# PROBLEM TO WORK ON:
Present the following entries again, word for word and in full.

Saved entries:
──────────

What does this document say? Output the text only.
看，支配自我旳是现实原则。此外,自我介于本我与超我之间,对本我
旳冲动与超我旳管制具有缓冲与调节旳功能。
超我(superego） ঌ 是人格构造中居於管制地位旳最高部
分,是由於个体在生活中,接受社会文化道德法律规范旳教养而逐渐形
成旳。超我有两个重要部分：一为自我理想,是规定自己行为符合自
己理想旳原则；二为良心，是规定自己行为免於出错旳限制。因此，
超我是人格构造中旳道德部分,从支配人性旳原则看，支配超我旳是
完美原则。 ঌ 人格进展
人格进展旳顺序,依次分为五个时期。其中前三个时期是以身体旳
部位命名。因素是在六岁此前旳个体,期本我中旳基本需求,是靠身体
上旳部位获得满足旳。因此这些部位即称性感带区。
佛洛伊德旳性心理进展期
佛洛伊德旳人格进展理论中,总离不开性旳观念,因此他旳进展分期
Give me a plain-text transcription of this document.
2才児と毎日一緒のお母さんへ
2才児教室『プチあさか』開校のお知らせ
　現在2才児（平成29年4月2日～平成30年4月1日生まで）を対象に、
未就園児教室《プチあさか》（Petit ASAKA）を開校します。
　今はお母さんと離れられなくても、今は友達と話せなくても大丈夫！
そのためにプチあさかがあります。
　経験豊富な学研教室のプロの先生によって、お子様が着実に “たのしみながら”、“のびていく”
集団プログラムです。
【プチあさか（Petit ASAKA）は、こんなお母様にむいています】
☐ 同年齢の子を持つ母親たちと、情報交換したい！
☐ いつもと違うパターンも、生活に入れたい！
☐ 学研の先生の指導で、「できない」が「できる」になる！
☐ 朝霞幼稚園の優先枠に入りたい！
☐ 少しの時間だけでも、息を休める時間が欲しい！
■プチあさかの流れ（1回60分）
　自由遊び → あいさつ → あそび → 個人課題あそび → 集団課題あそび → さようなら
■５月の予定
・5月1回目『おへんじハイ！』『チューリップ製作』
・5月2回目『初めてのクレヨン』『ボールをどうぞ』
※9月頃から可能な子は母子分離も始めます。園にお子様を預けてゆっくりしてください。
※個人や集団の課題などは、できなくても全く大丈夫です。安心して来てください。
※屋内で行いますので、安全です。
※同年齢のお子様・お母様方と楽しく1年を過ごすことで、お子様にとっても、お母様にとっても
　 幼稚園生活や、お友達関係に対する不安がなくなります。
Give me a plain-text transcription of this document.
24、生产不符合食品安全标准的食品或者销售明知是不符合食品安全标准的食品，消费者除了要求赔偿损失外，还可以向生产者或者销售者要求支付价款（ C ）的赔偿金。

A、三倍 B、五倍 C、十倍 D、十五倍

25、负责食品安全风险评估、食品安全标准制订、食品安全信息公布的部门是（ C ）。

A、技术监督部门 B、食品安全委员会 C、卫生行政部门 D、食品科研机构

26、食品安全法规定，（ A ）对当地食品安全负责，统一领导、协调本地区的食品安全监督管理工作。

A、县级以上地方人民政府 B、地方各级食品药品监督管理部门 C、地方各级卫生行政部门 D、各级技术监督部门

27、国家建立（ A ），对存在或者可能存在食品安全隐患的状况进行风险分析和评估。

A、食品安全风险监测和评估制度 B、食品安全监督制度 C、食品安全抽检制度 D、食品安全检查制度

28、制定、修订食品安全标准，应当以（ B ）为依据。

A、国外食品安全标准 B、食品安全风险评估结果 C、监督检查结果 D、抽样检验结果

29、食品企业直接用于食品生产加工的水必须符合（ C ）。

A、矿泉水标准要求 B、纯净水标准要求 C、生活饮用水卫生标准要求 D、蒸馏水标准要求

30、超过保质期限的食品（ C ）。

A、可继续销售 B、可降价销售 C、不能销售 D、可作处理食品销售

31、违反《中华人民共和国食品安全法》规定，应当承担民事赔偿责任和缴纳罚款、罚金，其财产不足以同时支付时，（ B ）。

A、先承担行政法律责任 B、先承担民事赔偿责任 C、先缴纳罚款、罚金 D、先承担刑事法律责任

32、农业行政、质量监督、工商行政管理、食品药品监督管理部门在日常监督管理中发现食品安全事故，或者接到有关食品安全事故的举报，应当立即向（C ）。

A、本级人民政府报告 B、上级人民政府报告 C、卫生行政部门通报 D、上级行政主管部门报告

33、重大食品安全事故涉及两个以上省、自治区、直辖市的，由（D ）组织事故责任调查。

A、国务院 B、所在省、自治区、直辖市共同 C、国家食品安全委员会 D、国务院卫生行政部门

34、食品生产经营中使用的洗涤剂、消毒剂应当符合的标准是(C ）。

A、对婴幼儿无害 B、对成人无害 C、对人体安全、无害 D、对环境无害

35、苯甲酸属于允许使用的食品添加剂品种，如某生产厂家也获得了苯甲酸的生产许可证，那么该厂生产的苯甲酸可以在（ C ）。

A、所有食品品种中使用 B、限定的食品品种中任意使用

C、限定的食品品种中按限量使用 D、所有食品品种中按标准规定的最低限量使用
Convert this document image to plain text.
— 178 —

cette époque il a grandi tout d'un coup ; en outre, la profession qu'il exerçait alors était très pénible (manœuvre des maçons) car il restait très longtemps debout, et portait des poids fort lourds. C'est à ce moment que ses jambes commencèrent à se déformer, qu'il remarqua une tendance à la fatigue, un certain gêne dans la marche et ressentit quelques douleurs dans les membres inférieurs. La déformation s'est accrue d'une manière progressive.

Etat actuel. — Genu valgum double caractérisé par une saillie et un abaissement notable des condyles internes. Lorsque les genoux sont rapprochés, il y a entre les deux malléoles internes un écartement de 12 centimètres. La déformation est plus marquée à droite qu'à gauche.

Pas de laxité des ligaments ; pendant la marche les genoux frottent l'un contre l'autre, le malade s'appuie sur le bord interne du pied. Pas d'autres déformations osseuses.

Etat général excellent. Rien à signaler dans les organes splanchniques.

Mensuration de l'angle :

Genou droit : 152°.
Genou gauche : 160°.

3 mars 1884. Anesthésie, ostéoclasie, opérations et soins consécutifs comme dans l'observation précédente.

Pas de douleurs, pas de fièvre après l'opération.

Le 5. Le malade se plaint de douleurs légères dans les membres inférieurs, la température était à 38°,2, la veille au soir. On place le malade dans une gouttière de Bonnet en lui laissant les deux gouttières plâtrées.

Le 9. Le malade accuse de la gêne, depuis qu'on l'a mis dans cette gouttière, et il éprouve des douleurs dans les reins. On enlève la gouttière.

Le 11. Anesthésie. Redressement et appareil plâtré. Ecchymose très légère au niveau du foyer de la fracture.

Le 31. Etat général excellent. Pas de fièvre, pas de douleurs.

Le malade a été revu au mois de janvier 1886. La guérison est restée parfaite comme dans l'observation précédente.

──────────

# ANSWER IN FULL:
What does this document say? Output the text only.
看，支配自我旳是现实原则。此外,自我介于本我与超我之间,对本我
旳冲动与超我旳管制具有缓冲与调节旳功能。
超我(superego） ঌ 是人格构造中居於管制地位旳最高部
分,是由於个体在生活中,接受社会文化道德法律规范旳教养而逐渐形
成旳。超我有两个重要部分：一为自我理想,是规定自己行为符合自
己理想旳原则；二为良心，是规定自己行为免於出错旳限制。因此，
超我是人格构造中旳道德部分,从支配人性旳原则看，支配超我旳是
完美原则。 ঌ 人格进展
人格进展旳顺序,依次分为五个时期。其中前三个时期是以身体旳
部位命名。因素是在六岁此前旳个体,期本我中旳基本需求,是靠身体
上旳部位获得满足旳。因此这些部位即称性感带区。
佛洛伊德旳性心理进展期
佛洛伊德旳人格进展理论中,总离不开性旳观念,因此他旳进展分期
Give me a plain-text transcription of this document.
2才児と毎日一緒のお母さんへ
2才児教室『プチあさか』開校のお知らせ
　現在2才児（平成29年4月2日～平成30年4月1日生まで）を対象に、
未就園児教室《プチあさか》（Petit ASAKA）を開校します。
　今はお母さんと離れられなくても、今は友達と話せなくても大丈夫！
そのためにプチあさかがあります。
　経験豊富な学研教室のプロの先生によって、お子様が着実に “たのしみながら”、“のびていく”
集団プログラムです。
【プチあさか（Petit ASAKA）は、こんなお母様にむいています】
☐ 同年齢の子を持つ母親たちと、情報交換したい！
☐ いつもと違うパターンも、生活に入れたい！
☐ 学研の先生の指導で、「できない」が「できる」になる！
☐ 朝霞幼稚園の優先枠に入りたい！
☐ 少しの時間だけでも、息を休める時間が欲しい！
■プチあさかの流れ（1回60分）
　自由遊び → あいさつ → あそび → 個人課題あそび → 集団課題あそび → さようなら
■５月の予定
・5月1回目『おへんじハイ！』『チューリップ製作』
・5月2回目『初めてのクレヨン』『ボールをどうぞ』
※9月頃から可能な子は母子分離も始めます。園にお子様を預けてゆっくりしてください。
※個人や集団の課題などは、できなくても全く大丈夫です。安心して来てください。
※屋内で行いますので、安全です。
※同年齢のお子様・お母様方と楽しく1年を過ごすことで、お子様にとっても、お母様にとっても
　 幼稚園生活や、お友達関係に対する不安がなくなります。
Give me a plain-text transcription of this document.
24、生产不符合食品安全标准的食品或者销售明知是不符合食品安全标准的食品，消费者除了要求赔偿损失外，还可以向生产者或者销售者要求支付价款（ C ）的赔偿金。

A、三倍 B、五倍 C、十倍 D、十五倍

25、负责食品安全风险评估、食品安全标准制订、食品安全信息公布的部门是（ C ）。

A、技术监督部门 B、食品安全委员会 C、卫生行政部门 D、食品科研机构

26、食品安全法规定，（ A ）对当地食品安全负责，统一领导、协调本地区的食品安全监督管理工作。

A、县级以上地方人民政府 B、地方各级食品药品监督管理部门 C、地方各级卫生行政部门 D、各级技术监督部门

27、国家建立（ A ），对存在或者可能存在食品安全隐患的状况进行风险分析和评估。

A、食品安全风险监测和评估制度 B、食品安全监督制度 C、食品安全抽检制度 D、食品安全检查制度

28、制定、修订食品安全标准，应当以（ B ）为依据。

A、国外食品安全标准 B、食品安全风险评估结果 C、监督检查结果 D、抽样检验结果

29、食品企业直接用于食品生产加工的水必须符合（ C ）。

A、矿泉水标准要求 B、纯净水标准要求 C、生活饮用水卫生标准要求 D、蒸馏水标准要求

30、超过保质期限的食品（ C ）。

A、可继续销售 B、可降价销售 C、不能销售 D、可作处理食品销售

31、违反《中华人民共和国食品安全法》规定，应当承担民事赔偿责任和缴纳罚款、罚金，其财产不足以同时支付时，（ B ）。

A、先承担行政法律责任 B、先承担民事赔偿责任 C、先缴纳罚款、罚金 D、先承担刑事法律责任

32、农业行政、质量监督、工商行政管理、食品药品监督管理部门在日常监督管理中发现食品安全事故，或者接到有关食品安全事故的举报，应当立即向（C ）。

A、本级人民政府报告 B、上级人民政府报告 C、卫生行政部门通报 D、上级行政主管部门报告

33、重大食品安全事故涉及两个以上省、自治区、直辖市的，由（D ）组织事故责任调查。

A、国务院 B、所在省、自治区、直辖市共同 C、国家食品安全委员会 D、国务院卫生行政部门

34、食品生产经营中使用的洗涤剂、消毒剂应当符合的标准是(C ）。

A、对婴幼儿无害 B、对成人无害 C、对人体安全、无害 D、对环境无害

35、苯甲酸属于允许使用的食品添加剂品种，如某生产厂家也获得了苯甲酸的生产许可证，那么该厂生产的苯甲酸可以在（ C ）。

A、所有食品品种中使用 B、限定的食品品种中任意使用

C、限定的食品品种中按限量使用 D、所有食品品种中按标准规定的最低限量使用
Convert this document image to plain text.
— 178 —

cette époque il a grandi tout d'un coup ; en outre, la profession qu'il exerçait alors était très pénible (manœuvre des maçons) car il restait très longtemps debout, et portait des poids fort lourds. C'est à ce moment que ses jambes commencèrent à se déformer, qu'il remarqua une tendance à la fatigue, un certain gêne dans la marche et ressentit quelques douleurs dans les membres inférieurs. La déformation s'est accrue d'une manière progressive.

Etat actuel. — Genu valgum double caractérisé par une saillie et un abaissement notable des condyles internes. Lorsque les genoux sont rapprochés, il y a entre les deux malléoles internes un écartement de 12 centimètres. La déformation est plus marquée à droite qu'à gauche.

Pas de laxité des ligaments ; pendant la marche les genoux frottent l'un contre l'autre, le malade s'appuie sur le bord interne du pied. Pas d'autres déformations osseuses.

Etat général excellent. Rien à signaler dans les organes splanchniques.

Mensuration de l'angle :

Genou droit : 152°.
Genou gauche : 160°.

3 mars 1884. Anesthésie, ostéoclasie, opérations et soins consécutifs comme dans l'observation précédente.

Pas de douleurs, pas de fièvre après l'opération.

Le 5. Le malade se plaint de douleurs légères dans les membres inférieurs, la température était à 38°,2, la veille au soir. On place le malade dans une gouttière de Bonnet en lui laissant les deux gouttières plâtrées.

Le 9. Le malade accuse de la gêne, depuis qu'on l'a mis dans cette gouttière, et il éprouve des douleurs dans les reins. On enlève la gouttière.

Le 11. Anesthésie. Redressement et appareil plâtré. Ecchymose très légère au niveau du foyer de la fracture.

Le 31. Etat général excellent. Pas de fièvre, pas de douleurs.

Le malade a été revu au mois de janvier 1886. La guérison est restée parfaite comme dans l'observation précédente.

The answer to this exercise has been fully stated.